[START OF ITEMS]

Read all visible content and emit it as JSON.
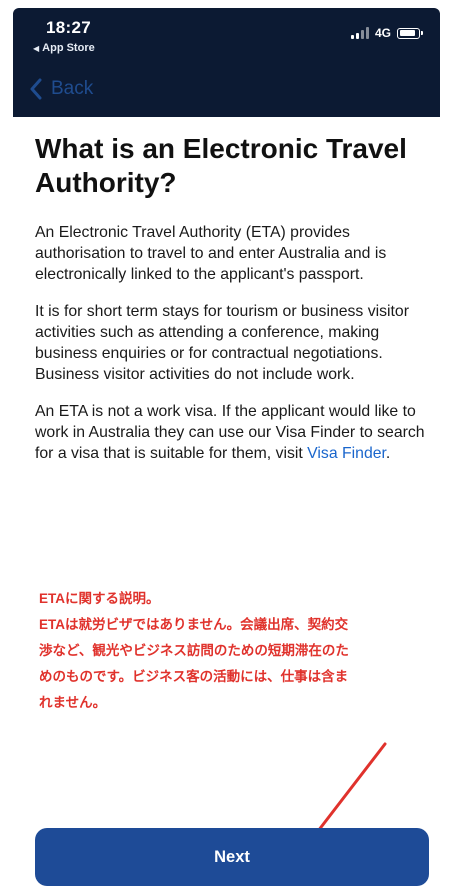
{
  "status_bar": {
    "time": "18:27",
    "back_app": "App Store",
    "network": "4G"
  },
  "nav": {
    "back_label": "Back"
  },
  "main": {
    "title": "What is an Electronic Travel Authority?",
    "paragraphs": {
      "p1": "An Electronic Travel Authority (ETA) provides authorisation to travel to and enter Australia and is electronically linked to the applicant's passport.",
      "p2": "It is for short term stays for tourism or business visitor activities such as attending a conference, making business enquiries or for contractual negotiations. Business visitor activities do not include work.",
      "p3_prefix": "An ETA is not a work visa. If the applicant would like to work in Australia they can use our Visa Finder to search for a visa that is suitable for them, visit ",
      "p3_link": "Visa Finder",
      "p3_suffix": "."
    }
  },
  "annotation": {
    "line1": "ETAに関する説明。",
    "line2": "ETAは就労ビザではありません。会議出席、契約交",
    "line3": "渉など、観光やビジネス訪問のための短期滞在のた",
    "line4": "めのものです。ビジネス客の活動には、仕事は含ま",
    "line5": "れません。",
    "color": "#e0322c"
  },
  "footer": {
    "next_label": "Next"
  },
  "colors": {
    "header_bg": "#0c1a33",
    "button_bg": "#1e4b97",
    "link": "#1a66cc"
  }
}
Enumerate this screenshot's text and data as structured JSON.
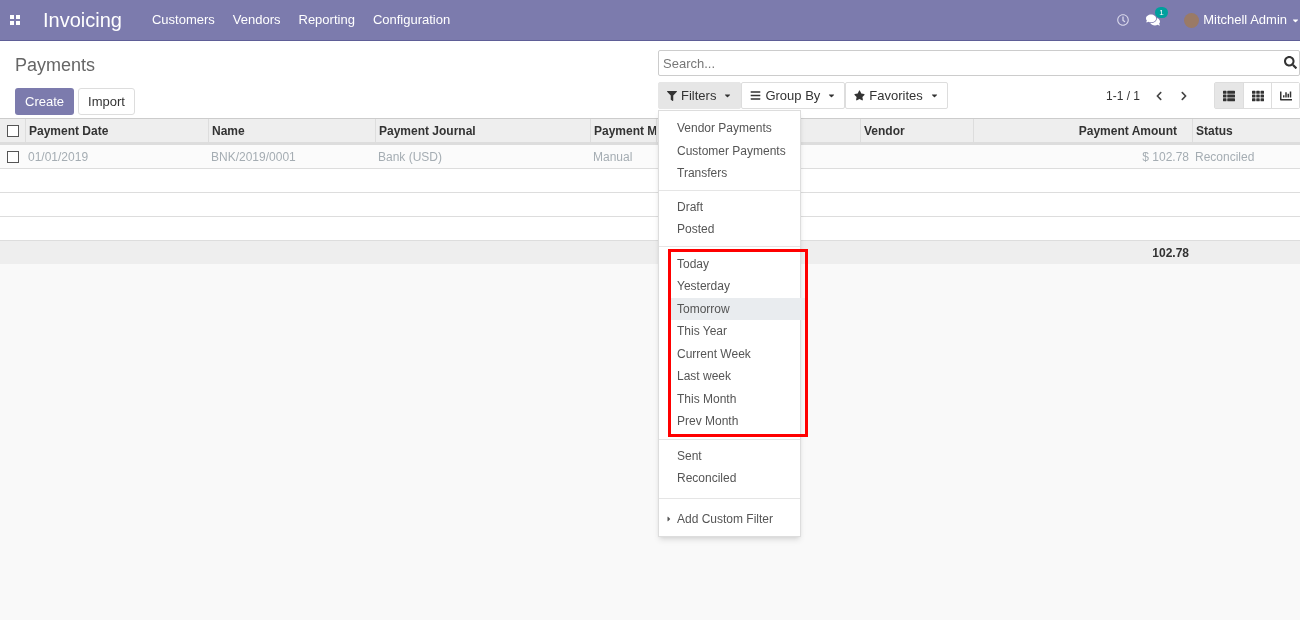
{
  "navbar": {
    "app_title": "Invoicing",
    "menu": [
      "Customers",
      "Vendors",
      "Reporting",
      "Configuration"
    ],
    "messages_badge": "1",
    "user": "Mitchell Admin"
  },
  "page_title": "Payments",
  "buttons": [
    {
      "label": "Create",
      "kind": "primary"
    },
    {
      "label": "Import",
      "kind": "secondary"
    }
  ],
  "search": {
    "placeholder": "Search..."
  },
  "search_buttons": [
    {
      "label": "Filters",
      "selected": true
    },
    {
      "label": "Group By",
      "selected": false
    },
    {
      "label": "Favorites",
      "selected": false
    }
  ],
  "pager": "1-1 / 1",
  "views": [
    {
      "selected": true
    },
    {
      "selected": false
    },
    {
      "selected": false
    }
  ],
  "table": {
    "select_all_checked": false,
    "columns": [
      {
        "label": "Payment Date"
      },
      {
        "label": "Name"
      },
      {
        "label": "Payment Journal"
      },
      {
        "label": "Payment M"
      },
      {},
      {
        "label": "Vendor"
      },
      {
        "label": "Payment Amount"
      },
      {
        "label": "Status"
      }
    ],
    "rows": [
      {
        "checked": false,
        "cells": [
          "01/01/2019",
          "BNK/2019/0001",
          "Bank (USD)",
          "Manual",
          "",
          "",
          "$ 102.78",
          "Reconciled"
        ]
      }
    ],
    "total": "102.78"
  },
  "filters_menu": {
    "groups": [
      {
        "highlighted": false,
        "items": [
          {
            "label": "Vendor Payments",
            "hovered": false
          },
          {
            "label": "Customer Payments",
            "hovered": false
          },
          {
            "label": "Transfers",
            "hovered": false
          }
        ]
      },
      {
        "highlighted": false,
        "items": [
          {
            "label": "Draft",
            "hovered": false
          },
          {
            "label": "Posted",
            "hovered": false
          }
        ]
      },
      {
        "highlighted": true,
        "items": [
          {
            "label": "Today",
            "hovered": false
          },
          {
            "label": "Yesterday",
            "hovered": false
          },
          {
            "label": "Tomorrow",
            "hovered": true
          },
          {
            "label": "This Year",
            "hovered": false
          },
          {
            "label": "Current Week",
            "hovered": false
          },
          {
            "label": "Last week",
            "hovered": false
          },
          {
            "label": "This Month",
            "hovered": false
          },
          {
            "label": "Prev Month",
            "hovered": false
          }
        ]
      },
      {
        "highlighted": false,
        "items": [
          {
            "label": "Sent",
            "hovered": false
          },
          {
            "label": "Reconciled",
            "hovered": false
          }
        ]
      }
    ],
    "custom_filter": "Add Custom Filter"
  }
}
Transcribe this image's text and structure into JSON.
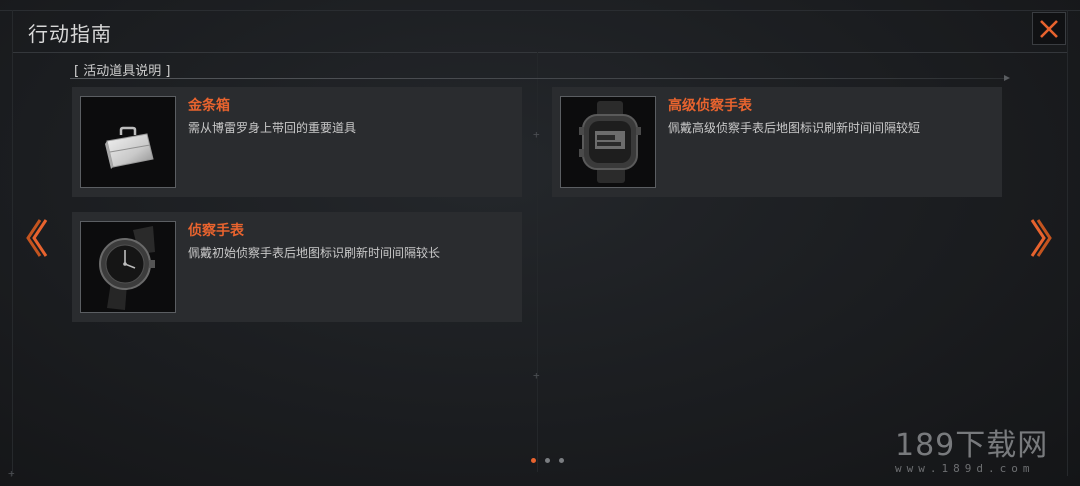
{
  "header": {
    "title": "行动指南",
    "close_icon": "close-x-icon",
    "accent_color": "#e8632e"
  },
  "section": {
    "heading": "[ 活动道具说明 ]"
  },
  "items": [
    {
      "name": "金条箱",
      "description": "需从博雷罗身上带回的重要道具",
      "icon": "silver-briefcase-icon"
    },
    {
      "name": "高级侦察手表",
      "description": "佩戴高级侦察手表后地图标识刷新时间间隔较短",
      "icon": "digital-watch-icon"
    },
    {
      "name": "侦察手表",
      "description": "佩戴初始侦察手表后地图标识刷新时间间隔较长",
      "icon": "analog-watch-icon"
    }
  ],
  "navigation": {
    "prev_icon": "chevron-left-icon",
    "next_icon": "chevron-right-icon"
  },
  "pagination": {
    "total_pages": 3,
    "current_page": 1
  },
  "watermark": {
    "main": "189下载网",
    "sub": "www.189d.com"
  }
}
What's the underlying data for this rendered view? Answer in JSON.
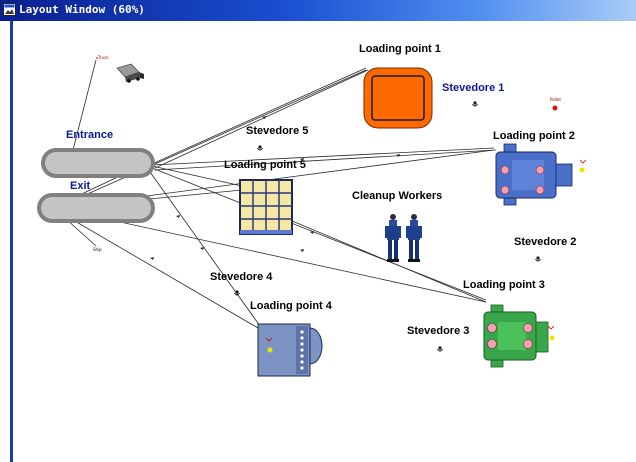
{
  "window": {
    "title": "Layout Window (60%)"
  },
  "colors": {
    "titlebar": "#1a4fd0",
    "loading_point_1": "#ff6a00",
    "loading_point_2": "#4a6fc8",
    "loading_point_3": "#3aa64a",
    "loading_point_4": "#7d93c4",
    "loading_point_5": "#f5e7a6",
    "path": "#808080"
  },
  "labels": {
    "loading_point_1": "Loading point 1",
    "loading_point_2": "Loading point 2",
    "loading_point_3": "Loading point 3",
    "loading_point_4": "Loading point 4",
    "loading_point_5": "Loading point 5",
    "stevedore_1": "Stevedore 1",
    "stevedore_2": "Stevedore 2",
    "stevedore_3": "Stevedore 3",
    "stevedore_4": "Stevedore 4",
    "stevedore_5": "Stevedore 5",
    "entrance": "Entrance",
    "exit": "Exit",
    "cleanup_workers": "Cleanup Workers",
    "truck_tag": "Truck",
    "ship_tag": "Ship",
    "pallet_tag": "Pallet"
  },
  "icons": {
    "title_icon": "window-icon",
    "truck": "truck-icon",
    "worker": "worker-icon",
    "stevedore": "stevedore-icon"
  }
}
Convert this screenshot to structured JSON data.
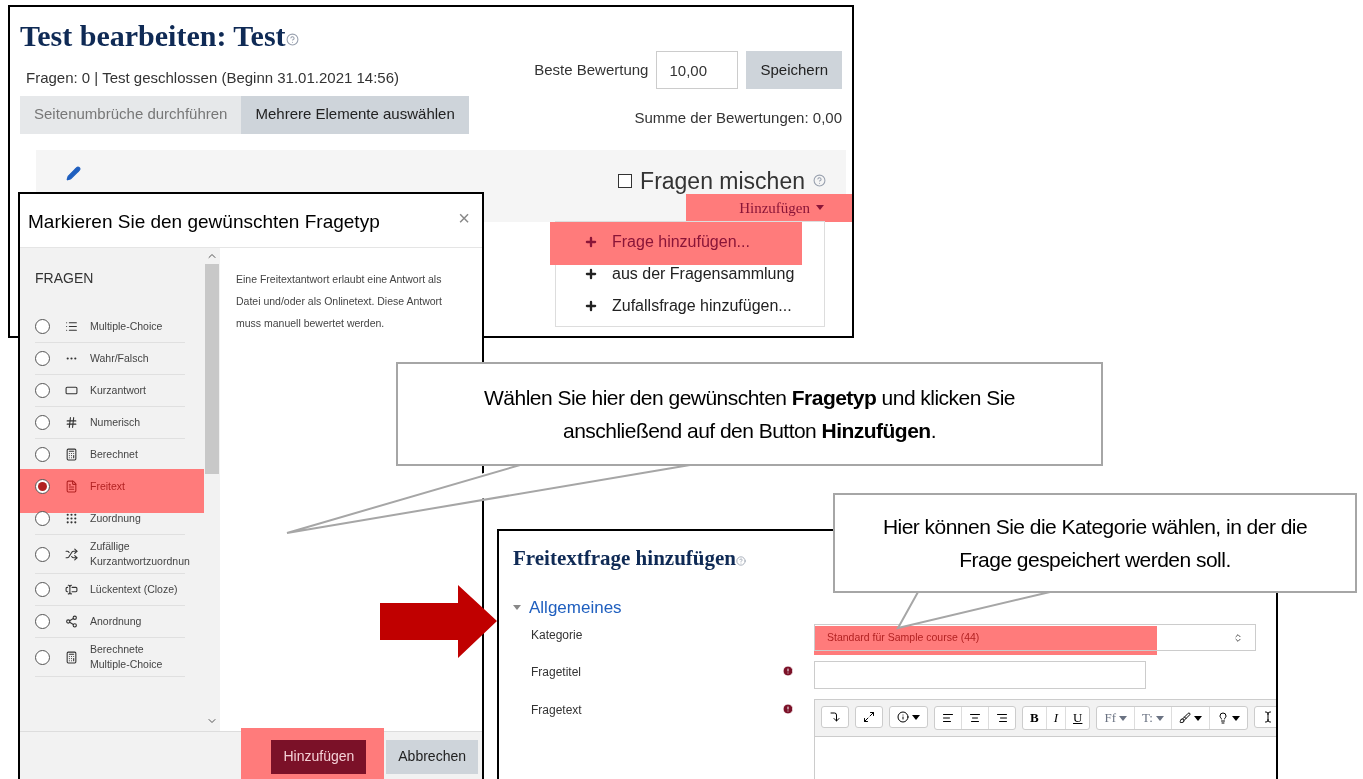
{
  "quiz_page": {
    "title": "Test bearbeiten: Test",
    "info": "Fragen: 0 | Test geschlossen (Beginn 31.01.2021 14:56)",
    "max_grade": {
      "label": "Beste Bewertung",
      "value": "10,00"
    },
    "save_button": "Speichern",
    "buttons": [
      {
        "label": "Seitenumbrüche durchführen",
        "disabled": true
      },
      {
        "label": "Mehrere Elemente auswählen",
        "disabled": false
      }
    ],
    "total": "Summe der Bewertungen: 0,00",
    "shuffle": {
      "label": "Fragen mischen",
      "checked": false
    },
    "add_toggle": {
      "label": "Hinzufügen",
      "highlighted": true
    },
    "add_menu": [
      {
        "label": "Frage hinzufügen...",
        "highlighted": true
      },
      {
        "label": "aus der Fragensammlung",
        "highlighted": false
      },
      {
        "label": "Zufallsfrage hinzufügen...",
        "highlighted": false
      }
    ]
  },
  "chooser": {
    "title": "Markieren Sie den gewünschten Fragetyp",
    "close": "×",
    "section": "FRAGEN",
    "types": [
      {
        "label": "Multiple-Choice",
        "selected": false,
        "highlighted": false
      },
      {
        "label": "Wahr/Falsch",
        "selected": false,
        "highlighted": false
      },
      {
        "label": "Kurzantwort",
        "selected": false,
        "highlighted": false
      },
      {
        "label": "Numerisch",
        "selected": false,
        "highlighted": false
      },
      {
        "label": "Berechnet",
        "selected": false,
        "highlighted": false
      },
      {
        "label": "Freitext",
        "selected": true,
        "highlighted": true
      },
      {
        "label": "Zuordnung",
        "selected": false,
        "highlighted": false
      },
      {
        "label": "Zufällige Kurzantwortzuordnun",
        "selected": false,
        "highlighted": false
      },
      {
        "label": "Lückentext (Cloze)",
        "selected": false,
        "highlighted": false
      },
      {
        "label": "Anordnung",
        "selected": false,
        "highlighted": false
      },
      {
        "label": "Berechnete Multiple-Choice",
        "selected": false,
        "highlighted": false
      }
    ],
    "description": "Eine Freitextantwort erlaubt eine Antwort als Datei und/oder als Onlinetext. Diese Antwort muss manuell bewertet werden.",
    "footer_buttons": [
      {
        "label": "Hinzufügen",
        "kind": "primary",
        "highlighted": true
      },
      {
        "label": "Abbrechen",
        "kind": "secondary",
        "highlighted": false
      }
    ]
  },
  "callouts": [
    {
      "text": "Wählen Sie hier den gewünschten **Fragetyp** und klicken Sie anschließend auf den Button **Hinzufügen**."
    },
    {
      "text": "Hier können Sie die Kategorie wählen, in der die Frage gespeichert werden soll."
    }
  ],
  "form": {
    "title": "Freitextfrage hinzufügen",
    "section": {
      "label": "Allgemeines",
      "expanded": true
    },
    "fields": [
      {
        "label": "Kategorie",
        "kind": "select",
        "value": "Standard für Sample course (44)",
        "required": false,
        "highlighted": true
      },
      {
        "label": "Fragetitel",
        "kind": "input",
        "required": true,
        "highlighted": false
      },
      {
        "label": "Fragetext",
        "kind": "editor",
        "required": true,
        "highlighted": false
      }
    ],
    "toolbar_labels": [
      "B",
      "I",
      "U",
      "Ff",
      "T:"
    ]
  }
}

[END OF ITEMS]

> GOAL
Where a line in the entries holds "Choice", copy that line.

> SOLUTION TO THIS EXERCISE
        "label": "Multiple-Choice",
        "label": "Berechnete Multiple-Choice",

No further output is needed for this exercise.